## [The problem]
Reproduce the material exactly, omitting nothing.

## [Task inputs]
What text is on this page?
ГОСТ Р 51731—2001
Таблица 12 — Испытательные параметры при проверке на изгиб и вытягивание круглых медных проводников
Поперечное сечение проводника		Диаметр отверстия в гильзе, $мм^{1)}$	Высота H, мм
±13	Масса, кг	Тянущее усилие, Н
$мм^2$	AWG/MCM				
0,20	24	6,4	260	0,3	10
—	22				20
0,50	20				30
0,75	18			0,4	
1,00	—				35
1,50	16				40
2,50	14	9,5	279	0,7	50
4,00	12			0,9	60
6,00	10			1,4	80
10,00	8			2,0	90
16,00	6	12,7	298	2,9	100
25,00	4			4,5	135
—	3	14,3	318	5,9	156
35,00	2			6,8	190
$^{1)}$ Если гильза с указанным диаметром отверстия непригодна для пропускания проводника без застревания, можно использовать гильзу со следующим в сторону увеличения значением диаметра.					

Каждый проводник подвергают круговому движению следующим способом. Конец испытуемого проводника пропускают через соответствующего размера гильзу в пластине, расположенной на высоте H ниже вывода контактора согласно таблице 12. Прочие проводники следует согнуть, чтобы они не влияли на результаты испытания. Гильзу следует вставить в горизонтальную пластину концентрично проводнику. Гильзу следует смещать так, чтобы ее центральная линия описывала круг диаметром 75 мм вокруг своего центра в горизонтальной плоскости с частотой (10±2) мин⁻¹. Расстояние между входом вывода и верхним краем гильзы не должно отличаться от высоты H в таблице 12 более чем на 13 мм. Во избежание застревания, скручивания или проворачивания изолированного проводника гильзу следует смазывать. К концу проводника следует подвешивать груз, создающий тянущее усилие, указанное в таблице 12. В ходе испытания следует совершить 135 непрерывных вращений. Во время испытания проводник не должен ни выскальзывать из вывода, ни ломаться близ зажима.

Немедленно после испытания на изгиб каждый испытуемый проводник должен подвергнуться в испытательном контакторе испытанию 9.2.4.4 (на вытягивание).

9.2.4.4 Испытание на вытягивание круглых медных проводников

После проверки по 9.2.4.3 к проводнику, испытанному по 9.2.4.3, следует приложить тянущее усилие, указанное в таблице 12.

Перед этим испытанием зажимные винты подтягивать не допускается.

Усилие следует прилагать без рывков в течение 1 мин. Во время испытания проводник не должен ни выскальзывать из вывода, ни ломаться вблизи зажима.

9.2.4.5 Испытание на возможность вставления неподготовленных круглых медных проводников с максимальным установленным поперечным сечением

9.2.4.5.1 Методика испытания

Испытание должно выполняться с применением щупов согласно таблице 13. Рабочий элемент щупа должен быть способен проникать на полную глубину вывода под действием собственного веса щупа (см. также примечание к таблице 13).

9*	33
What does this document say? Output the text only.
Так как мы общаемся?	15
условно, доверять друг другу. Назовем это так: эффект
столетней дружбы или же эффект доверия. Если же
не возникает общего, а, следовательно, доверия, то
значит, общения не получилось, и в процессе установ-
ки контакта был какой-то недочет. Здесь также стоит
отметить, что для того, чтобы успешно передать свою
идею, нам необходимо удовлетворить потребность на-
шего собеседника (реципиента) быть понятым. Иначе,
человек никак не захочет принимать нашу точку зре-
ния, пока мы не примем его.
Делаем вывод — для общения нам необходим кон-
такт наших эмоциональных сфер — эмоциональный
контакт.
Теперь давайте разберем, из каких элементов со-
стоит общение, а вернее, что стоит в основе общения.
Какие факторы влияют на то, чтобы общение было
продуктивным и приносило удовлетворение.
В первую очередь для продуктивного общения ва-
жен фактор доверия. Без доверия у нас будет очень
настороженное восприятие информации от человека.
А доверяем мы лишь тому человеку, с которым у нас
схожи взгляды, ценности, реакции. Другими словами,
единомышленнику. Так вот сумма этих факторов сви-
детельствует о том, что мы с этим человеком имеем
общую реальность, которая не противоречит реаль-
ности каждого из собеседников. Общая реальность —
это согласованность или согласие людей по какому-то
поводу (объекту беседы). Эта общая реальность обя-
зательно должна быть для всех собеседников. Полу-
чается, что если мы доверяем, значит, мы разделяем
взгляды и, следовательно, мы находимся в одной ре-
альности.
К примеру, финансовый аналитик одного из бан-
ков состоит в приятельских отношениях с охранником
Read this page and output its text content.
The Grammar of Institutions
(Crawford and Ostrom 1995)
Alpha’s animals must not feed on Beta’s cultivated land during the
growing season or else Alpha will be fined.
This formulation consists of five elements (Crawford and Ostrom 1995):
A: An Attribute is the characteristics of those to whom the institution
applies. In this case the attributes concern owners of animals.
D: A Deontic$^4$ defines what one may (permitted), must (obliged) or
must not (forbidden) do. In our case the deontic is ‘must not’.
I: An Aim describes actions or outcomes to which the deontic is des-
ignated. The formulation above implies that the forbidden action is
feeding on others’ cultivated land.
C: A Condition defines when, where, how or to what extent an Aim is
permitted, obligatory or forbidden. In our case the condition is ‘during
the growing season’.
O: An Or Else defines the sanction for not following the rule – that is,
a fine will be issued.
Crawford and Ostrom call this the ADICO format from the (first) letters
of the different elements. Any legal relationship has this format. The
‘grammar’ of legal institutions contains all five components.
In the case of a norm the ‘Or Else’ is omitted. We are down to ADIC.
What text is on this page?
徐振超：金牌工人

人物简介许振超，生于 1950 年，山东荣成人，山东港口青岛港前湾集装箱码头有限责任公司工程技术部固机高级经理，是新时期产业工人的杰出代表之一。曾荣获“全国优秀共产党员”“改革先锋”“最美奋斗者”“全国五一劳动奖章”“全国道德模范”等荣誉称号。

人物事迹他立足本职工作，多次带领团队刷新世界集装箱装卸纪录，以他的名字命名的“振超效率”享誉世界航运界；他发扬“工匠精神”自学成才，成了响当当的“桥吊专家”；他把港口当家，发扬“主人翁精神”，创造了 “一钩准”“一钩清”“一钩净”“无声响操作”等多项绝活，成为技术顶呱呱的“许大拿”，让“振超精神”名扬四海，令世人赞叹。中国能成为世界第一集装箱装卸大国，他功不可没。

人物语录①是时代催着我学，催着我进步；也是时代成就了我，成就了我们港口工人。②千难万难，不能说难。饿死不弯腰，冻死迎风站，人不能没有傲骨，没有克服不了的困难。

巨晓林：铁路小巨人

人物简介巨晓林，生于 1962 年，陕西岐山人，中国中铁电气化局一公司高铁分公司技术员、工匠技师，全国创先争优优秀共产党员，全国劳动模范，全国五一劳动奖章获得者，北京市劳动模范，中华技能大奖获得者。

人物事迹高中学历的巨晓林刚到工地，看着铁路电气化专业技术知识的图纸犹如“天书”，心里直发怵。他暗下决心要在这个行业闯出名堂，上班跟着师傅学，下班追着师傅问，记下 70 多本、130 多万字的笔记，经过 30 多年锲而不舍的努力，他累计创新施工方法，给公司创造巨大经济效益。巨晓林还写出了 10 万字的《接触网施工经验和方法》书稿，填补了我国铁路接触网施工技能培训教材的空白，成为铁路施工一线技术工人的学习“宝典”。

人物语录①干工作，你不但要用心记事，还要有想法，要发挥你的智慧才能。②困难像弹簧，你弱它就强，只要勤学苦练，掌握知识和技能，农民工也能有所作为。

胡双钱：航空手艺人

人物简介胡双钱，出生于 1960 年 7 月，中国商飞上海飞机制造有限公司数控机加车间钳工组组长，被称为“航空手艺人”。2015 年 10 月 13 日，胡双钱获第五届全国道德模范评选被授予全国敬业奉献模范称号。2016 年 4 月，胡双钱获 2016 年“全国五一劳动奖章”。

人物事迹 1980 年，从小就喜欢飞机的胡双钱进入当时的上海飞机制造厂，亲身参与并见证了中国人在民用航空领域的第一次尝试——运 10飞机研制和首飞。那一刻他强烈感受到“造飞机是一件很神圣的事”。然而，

## [Answer to this problem]
What text is on this page?
ГОСТ Р 51731—2001
Таблица 12 — Испытательные параметры при проверке на изгиб и вытягивание круглых медных проводников
Поперечное сечение проводника		Диаметр отверстия в гильзе, $мм^{1)}$	Высота H, мм
±13	Масса, кг	Тянущее усилие, Н
$мм^2$	AWG/MCM				
0,20	24	6,4	260	0,3	10
—	22				20
0,50	20				30
0,75	18			0,4	
1,00	—				35
1,50	16				40
2,50	14	9,5	279	0,7	50
4,00	12			0,9	60
6,00	10			1,4	80
10,00	8			2,0	90
16,00	6	12,7	298	2,9	100
25,00	4			4,5	135
—	3	14,3	318	5,9	156
35,00	2			6,8	190
$^{1)}$ Если гильза с указанным диаметром отверстия непригодна для пропускания проводника без застревания, можно использовать гильзу со следующим в сторону увеличения значением диаметра.					

Каждый проводник подвергают круговому движению следующим способом. Конец испытуемого проводника пропускают через соответствующего размера гильзу в пластине, расположенной на высоте H ниже вывода контактора согласно таблице 12. Прочие проводники следует согнуть, чтобы они не влияли на результаты испытания. Гильзу следует вставить в горизонтальную пластину концентрично проводнику. Гильзу следует смещать так, чтобы ее центральная линия описывала круг диаметром 75 мм вокруг своего центра в горизонтальной плоскости с частотой (10±2) мин⁻¹. Расстояние между входом вывода и верхним краем гильзы не должно отличаться от высоты H в таблице 12 более чем на 13 мм. Во избежание застревания, скручивания или проворачивания изолированного проводника гильзу следует смазывать. К концу проводника следует подвешивать груз, создающий тянущее усилие, указанное в таблице 12. В ходе испытания следует совершить 135 непрерывных вращений. Во время испытания проводник не должен ни выскальзывать из вывода, ни ломаться близ зажима.

Немедленно после испытания на изгиб каждый испытуемый проводник должен подвергнуться в испытательном контакторе испытанию 9.2.4.4 (на вытягивание).

9.2.4.4 Испытание на вытягивание круглых медных проводников

После проверки по 9.2.4.3 к проводнику, испытанному по 9.2.4.3, следует приложить тянущее усилие, указанное в таблице 12.

Перед этим испытанием зажимные винты подтягивать не допускается.

Усилие следует прилагать без рывков в течение 1 мин. Во время испытания проводник не должен ни выскальзывать из вывода, ни ломаться вблизи зажима.

9.2.4.5 Испытание на возможность вставления неподготовленных круглых медных проводников с максимальным установленным поперечным сечением

9.2.4.5.1 Методика испытания

Испытание должно выполняться с применением щупов согласно таблице 13. Рабочий элемент щупа должен быть способен проникать на полную глубину вывода под действием собственного веса щупа (см. также примечание к таблице 13).

9*	33
What does this document say? Output the text only.
Так как мы общаемся?	15
условно, доверять друг другу. Назовем это так: эффект
столетней дружбы или же эффект доверия. Если же
не возникает общего, а, следовательно, доверия, то
значит, общения не получилось, и в процессе установ-
ки контакта был какой-то недочет. Здесь также стоит
отметить, что для того, чтобы успешно передать свою
идею, нам необходимо удовлетворить потребность на-
шего собеседника (реципиента) быть понятым. Иначе,
человек никак не захочет принимать нашу точку зре-
ния, пока мы не примем его.
Делаем вывод — для общения нам необходим кон-
такт наших эмоциональных сфер — эмоциональный
контакт.
Теперь давайте разберем, из каких элементов со-
стоит общение, а вернее, что стоит в основе общения.
Какие факторы влияют на то, чтобы общение было
продуктивным и приносило удовлетворение.
В первую очередь для продуктивного общения ва-
жен фактор доверия. Без доверия у нас будет очень
настороженное восприятие информации от человека.
А доверяем мы лишь тому человеку, с которым у нас
схожи взгляды, ценности, реакции. Другими словами,
единомышленнику. Так вот сумма этих факторов сви-
детельствует о том, что мы с этим человеком имеем
общую реальность, которая не противоречит реаль-
ности каждого из собеседников. Общая реальность —
это согласованность или согласие людей по какому-то
поводу (объекту беседы). Эта общая реальность обя-
зательно должна быть для всех собеседников. Полу-
чается, что если мы доверяем, значит, мы разделяем
взгляды и, следовательно, мы находимся в одной ре-
альности.
К примеру, финансовый аналитик одного из бан-
ков состоит в приятельских отношениях с охранником
Read this page and output its text content.
The Grammar of Institutions
(Crawford and Ostrom 1995)
Alpha’s animals must not feed on Beta’s cultivated land during the
growing season or else Alpha will be fined.
This formulation consists of five elements (Crawford and Ostrom 1995):
A: An Attribute is the characteristics of those to whom the institution
applies. In this case the attributes concern owners of animals.
D: A Deontic$^4$ defines what one may (permitted), must (obliged) or
must not (forbidden) do. In our case the deontic is ‘must not’.
I: An Aim describes actions or outcomes to which the deontic is des-
ignated. The formulation above implies that the forbidden action is
feeding on others’ cultivated land.
C: A Condition defines when, where, how or to what extent an Aim is
permitted, obligatory or forbidden. In our case the condition is ‘during
the growing season’.
O: An Or Else defines the sanction for not following the rule – that is,
a fine will be issued.
Crawford and Ostrom call this the ADICO format from the (first) letters
of the different elements. Any legal relationship has this format. The
‘grammar’ of legal institutions contains all five components.
In the case of a norm the ‘Or Else’ is omitted. We are down to ADIC.
What text is on this page?
徐振超：金牌工人

人物简介许振超，生于 1950 年，山东荣成人，山东港口青岛港前湾集装箱码头有限责任公司工程技术部固机高级经理，是新时期产业工人的杰出代表之一。曾荣获“全国优秀共产党员”“改革先锋”“最美奋斗者”“全国五一劳动奖章”“全国道德模范”等荣誉称号。

人物事迹他立足本职工作，多次带领团队刷新世界集装箱装卸纪录，以他的名字命名的“振超效率”享誉世界航运界；他发扬“工匠精神”自学成才，成了响当当的“桥吊专家”；他把港口当家，发扬“主人翁精神”，创造了 “一钩准”“一钩清”“一钩净”“无声响操作”等多项绝活，成为技术顶呱呱的“许大拿”，让“振超精神”名扬四海，令世人赞叹。中国能成为世界第一集装箱装卸大国，他功不可没。

人物语录①是时代催着我学，催着我进步；也是时代成就了我，成就了我们港口工人。②千难万难，不能说难。饿死不弯腰，冻死迎风站，人不能没有傲骨，没有克服不了的困难。

巨晓林：铁路小巨人

人物简介巨晓林，生于 1962 年，陕西岐山人，中国中铁电气化局一公司高铁分公司技术员、工匠技师，全国创先争优优秀共产党员，全国劳动模范，全国五一劳动奖章获得者，北京市劳动模范，中华技能大奖获得者。

人物事迹高中学历的巨晓林刚到工地，看着铁路电气化专业技术知识的图纸犹如“天书”，心里直发怵。他暗下决心要在这个行业闯出名堂，上班跟着师傅学，下班追着师傅问，记下 70 多本、130 多万字的笔记，经过 30 多年锲而不舍的努力，他累计创新施工方法，给公司创造巨大经济效益。巨晓林还写出了 10 万字的《接触网施工经验和方法》书稿，填补了我国铁路接触网施工技能培训教材的空白，成为铁路施工一线技术工人的学习“宝典”。

人物语录①干工作，你不但要用心记事，还要有想法，要发挥你的智慧才能。②困难像弹簧，你弱它就强，只要勤学苦练，掌握知识和技能，农民工也能有所作为。

胡双钱：航空手艺人

人物简介胡双钱，出生于 1960 年 7 月，中国商飞上海飞机制造有限公司数控机加车间钳工组组长，被称为“航空手艺人”。2015 年 10 月 13 日，胡双钱获第五届全国道德模范评选被授予全国敬业奉献模范称号。2016 年 4 月，胡双钱获 2016 年“全国五一劳动奖章”。

人物事迹 1980 年，从小就喜欢飞机的胡双钱进入当时的上海飞机制造厂，亲身参与并见证了中国人在民用航空领域的第一次尝试——运 10飞机研制和首飞。那一刻他强烈感受到“造飞机是一件很神圣的事”。然而，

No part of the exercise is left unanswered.